_Work to be completed_
Extract the data exactly, missing nothing.

────────────────────

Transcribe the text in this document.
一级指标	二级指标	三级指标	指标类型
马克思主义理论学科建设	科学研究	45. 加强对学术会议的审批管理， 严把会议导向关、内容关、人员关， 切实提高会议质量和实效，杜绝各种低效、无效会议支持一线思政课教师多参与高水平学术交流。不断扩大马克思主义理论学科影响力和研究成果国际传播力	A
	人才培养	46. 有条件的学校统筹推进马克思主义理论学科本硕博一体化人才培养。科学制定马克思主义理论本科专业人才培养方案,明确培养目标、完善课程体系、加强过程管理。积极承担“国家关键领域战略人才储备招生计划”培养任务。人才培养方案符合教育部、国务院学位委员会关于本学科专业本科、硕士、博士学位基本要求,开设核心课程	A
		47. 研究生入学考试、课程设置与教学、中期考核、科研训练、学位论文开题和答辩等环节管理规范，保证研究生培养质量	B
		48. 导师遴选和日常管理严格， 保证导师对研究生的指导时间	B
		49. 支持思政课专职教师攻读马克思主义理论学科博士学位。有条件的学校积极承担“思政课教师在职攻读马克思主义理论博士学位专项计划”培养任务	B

────────────────────

_Exercise solution_
Transcribe the text in this document.
一级指标	二级指标	三级指标	指标类型
马克思主义理论学科建设	科学研究	45. 加强对学术会议的审批管理， 严把会议导向关、内容关、人员关， 切实提高会议质量和实效，杜绝各种低效、无效会议支持一线思政课教师多参与高水平学术交流。不断扩大马克思主义理论学科影响力和研究成果国际传播力	A
	人才培养	46. 有条件的学校统筹推进马克思主义理论学科本硕博一体化人才培养。科学制定马克思主义理论本科专业人才培养方案,明确培养目标、完善课程体系、加强过程管理。积极承担“国家关键领域战略人才储备招生计划”培养任务。人才培养方案符合教育部、国务院学位委员会关于本学科专业本科、硕士、博士学位基本要求,开设核心课程	A
		47. 研究生入学考试、课程设置与教学、中期考核、科研训练、学位论文开题和答辩等环节管理规范，保证研究生培养质量	B
		48. 导师遴选和日常管理严格， 保证导师对研究生的指导时间	B
		49. 支持思政课专职教师攻读马克思主义理论学科博士学位。有条件的学校积极承担“思政课教师在职攻读马克思主义理论博士学位专项计划”培养任务	B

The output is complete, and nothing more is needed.